- [SUPPLIED RECORDS]:
▼▼▼
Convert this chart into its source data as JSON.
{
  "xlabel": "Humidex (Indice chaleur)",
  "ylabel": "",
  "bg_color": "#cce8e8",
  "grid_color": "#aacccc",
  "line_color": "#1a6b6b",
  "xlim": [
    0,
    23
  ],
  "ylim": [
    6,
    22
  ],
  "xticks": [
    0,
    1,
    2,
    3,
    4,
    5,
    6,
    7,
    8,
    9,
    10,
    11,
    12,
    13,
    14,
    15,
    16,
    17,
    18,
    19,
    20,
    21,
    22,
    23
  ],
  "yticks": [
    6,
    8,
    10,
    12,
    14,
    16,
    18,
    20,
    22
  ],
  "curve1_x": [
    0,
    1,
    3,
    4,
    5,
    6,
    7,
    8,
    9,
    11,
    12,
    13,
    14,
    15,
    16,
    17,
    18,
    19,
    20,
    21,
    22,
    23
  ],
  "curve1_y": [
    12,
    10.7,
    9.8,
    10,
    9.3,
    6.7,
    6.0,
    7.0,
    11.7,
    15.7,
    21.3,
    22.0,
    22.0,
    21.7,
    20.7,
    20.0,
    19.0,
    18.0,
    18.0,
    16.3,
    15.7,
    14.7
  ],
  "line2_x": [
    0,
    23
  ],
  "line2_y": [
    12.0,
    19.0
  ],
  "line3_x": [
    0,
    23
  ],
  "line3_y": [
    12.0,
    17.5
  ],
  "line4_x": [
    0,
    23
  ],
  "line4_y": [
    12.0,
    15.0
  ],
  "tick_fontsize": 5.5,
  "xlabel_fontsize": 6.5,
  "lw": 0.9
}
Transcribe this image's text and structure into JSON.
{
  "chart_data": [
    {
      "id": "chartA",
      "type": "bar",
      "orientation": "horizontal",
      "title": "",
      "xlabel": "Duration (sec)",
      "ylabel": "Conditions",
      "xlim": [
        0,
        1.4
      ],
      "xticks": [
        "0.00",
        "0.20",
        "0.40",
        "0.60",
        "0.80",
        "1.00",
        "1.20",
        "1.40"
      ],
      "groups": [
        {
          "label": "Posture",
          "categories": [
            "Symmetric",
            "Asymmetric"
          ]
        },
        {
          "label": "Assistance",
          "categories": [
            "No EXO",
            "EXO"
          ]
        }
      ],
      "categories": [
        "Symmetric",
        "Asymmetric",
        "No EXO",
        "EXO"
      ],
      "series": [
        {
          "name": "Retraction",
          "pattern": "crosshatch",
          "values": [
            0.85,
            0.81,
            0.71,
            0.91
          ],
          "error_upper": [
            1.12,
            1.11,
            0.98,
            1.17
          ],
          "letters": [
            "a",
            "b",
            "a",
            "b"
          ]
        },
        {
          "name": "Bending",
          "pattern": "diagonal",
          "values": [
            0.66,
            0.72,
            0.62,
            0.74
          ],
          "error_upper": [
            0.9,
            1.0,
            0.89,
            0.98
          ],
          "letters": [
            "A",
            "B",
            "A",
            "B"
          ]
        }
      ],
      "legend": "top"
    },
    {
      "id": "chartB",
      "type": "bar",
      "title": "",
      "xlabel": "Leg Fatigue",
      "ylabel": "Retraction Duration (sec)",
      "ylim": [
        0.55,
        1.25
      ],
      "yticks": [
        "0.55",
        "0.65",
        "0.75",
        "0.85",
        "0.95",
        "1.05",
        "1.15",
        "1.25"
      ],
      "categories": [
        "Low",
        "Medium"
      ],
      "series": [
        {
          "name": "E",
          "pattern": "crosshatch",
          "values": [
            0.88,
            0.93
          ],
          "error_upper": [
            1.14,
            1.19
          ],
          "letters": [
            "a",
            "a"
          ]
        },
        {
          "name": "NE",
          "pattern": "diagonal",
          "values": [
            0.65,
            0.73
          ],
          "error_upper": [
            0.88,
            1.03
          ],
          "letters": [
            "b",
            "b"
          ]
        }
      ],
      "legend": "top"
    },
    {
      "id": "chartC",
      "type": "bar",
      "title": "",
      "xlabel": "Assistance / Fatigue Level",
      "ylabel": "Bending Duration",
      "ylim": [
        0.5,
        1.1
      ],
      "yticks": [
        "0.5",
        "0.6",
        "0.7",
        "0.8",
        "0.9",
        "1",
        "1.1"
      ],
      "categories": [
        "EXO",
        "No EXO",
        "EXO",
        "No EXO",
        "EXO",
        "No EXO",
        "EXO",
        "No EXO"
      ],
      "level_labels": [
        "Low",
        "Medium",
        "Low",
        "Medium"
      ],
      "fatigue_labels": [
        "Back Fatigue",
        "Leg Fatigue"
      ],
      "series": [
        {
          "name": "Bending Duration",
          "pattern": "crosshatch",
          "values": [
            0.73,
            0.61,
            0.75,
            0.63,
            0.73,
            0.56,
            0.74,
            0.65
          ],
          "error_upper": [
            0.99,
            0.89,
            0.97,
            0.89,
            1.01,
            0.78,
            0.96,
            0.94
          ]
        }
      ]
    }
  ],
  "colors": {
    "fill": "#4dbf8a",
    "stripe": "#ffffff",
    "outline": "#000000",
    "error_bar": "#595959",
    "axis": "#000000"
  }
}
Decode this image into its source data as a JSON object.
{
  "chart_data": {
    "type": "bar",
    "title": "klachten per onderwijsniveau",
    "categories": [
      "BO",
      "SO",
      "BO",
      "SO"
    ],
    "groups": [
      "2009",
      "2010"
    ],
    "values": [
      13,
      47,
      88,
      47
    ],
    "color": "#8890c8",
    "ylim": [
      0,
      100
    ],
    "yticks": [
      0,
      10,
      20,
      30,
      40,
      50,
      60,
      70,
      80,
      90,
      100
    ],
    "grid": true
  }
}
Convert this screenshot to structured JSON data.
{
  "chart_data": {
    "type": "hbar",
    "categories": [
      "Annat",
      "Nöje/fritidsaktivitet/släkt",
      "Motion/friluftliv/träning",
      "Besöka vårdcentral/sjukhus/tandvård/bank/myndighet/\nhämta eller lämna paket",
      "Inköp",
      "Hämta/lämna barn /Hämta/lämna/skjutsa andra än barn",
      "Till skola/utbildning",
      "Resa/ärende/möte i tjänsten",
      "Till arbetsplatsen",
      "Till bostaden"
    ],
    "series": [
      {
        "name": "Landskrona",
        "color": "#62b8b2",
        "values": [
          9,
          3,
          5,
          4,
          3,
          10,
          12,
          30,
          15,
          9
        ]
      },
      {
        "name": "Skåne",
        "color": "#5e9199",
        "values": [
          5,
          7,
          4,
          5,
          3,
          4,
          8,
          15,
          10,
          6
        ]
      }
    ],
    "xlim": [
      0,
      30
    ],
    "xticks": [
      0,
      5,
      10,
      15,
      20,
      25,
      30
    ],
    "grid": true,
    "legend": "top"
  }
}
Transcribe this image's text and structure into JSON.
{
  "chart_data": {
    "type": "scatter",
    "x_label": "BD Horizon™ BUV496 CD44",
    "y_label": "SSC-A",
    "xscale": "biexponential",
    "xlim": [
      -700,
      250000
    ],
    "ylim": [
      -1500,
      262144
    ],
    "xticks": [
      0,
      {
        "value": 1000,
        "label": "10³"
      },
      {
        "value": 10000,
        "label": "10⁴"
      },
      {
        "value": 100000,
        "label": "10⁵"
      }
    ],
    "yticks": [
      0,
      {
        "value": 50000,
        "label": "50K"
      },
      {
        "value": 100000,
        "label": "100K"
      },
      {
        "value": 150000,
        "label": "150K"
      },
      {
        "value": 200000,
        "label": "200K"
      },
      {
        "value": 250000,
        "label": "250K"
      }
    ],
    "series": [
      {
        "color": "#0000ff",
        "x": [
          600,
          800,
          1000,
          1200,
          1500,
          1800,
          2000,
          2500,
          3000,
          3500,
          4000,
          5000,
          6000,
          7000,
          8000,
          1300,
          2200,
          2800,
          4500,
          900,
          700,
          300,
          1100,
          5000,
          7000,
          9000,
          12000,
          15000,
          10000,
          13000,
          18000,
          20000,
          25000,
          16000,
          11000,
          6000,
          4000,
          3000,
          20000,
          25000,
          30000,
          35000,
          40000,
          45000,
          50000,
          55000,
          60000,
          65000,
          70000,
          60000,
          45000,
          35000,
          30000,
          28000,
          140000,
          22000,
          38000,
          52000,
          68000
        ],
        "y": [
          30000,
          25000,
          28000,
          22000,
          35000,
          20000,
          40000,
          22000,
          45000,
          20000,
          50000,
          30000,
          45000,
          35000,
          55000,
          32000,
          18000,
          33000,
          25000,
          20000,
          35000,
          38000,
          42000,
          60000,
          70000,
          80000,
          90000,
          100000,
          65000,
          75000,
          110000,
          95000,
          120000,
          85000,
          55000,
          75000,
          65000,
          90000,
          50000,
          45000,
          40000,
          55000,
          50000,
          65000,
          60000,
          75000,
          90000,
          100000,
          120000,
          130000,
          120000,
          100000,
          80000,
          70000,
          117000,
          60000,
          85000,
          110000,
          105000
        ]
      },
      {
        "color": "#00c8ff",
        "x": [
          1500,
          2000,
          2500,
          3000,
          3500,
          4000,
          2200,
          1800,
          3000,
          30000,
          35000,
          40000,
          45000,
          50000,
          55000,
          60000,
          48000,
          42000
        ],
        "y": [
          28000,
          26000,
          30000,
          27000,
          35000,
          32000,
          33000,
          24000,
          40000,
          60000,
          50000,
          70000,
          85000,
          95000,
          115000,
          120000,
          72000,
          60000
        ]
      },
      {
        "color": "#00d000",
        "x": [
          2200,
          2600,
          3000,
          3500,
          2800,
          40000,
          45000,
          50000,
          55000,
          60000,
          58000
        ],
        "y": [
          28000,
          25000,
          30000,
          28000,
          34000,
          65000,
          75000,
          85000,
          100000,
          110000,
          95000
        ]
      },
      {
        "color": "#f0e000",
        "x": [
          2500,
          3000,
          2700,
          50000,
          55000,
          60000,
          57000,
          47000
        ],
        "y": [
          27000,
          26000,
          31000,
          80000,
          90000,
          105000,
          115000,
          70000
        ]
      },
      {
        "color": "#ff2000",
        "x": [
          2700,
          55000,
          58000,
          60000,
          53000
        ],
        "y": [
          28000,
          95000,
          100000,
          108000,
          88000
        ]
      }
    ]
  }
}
▲▲▲
- [PROBLEM TO SOLVE]: Make a copy of each line that contains the string "Till".

- [RESPONSE TO THE EXERCISE]:
      "Till skola/utbildning",
      "Till arbetsplatsen",
      "Till bostaden"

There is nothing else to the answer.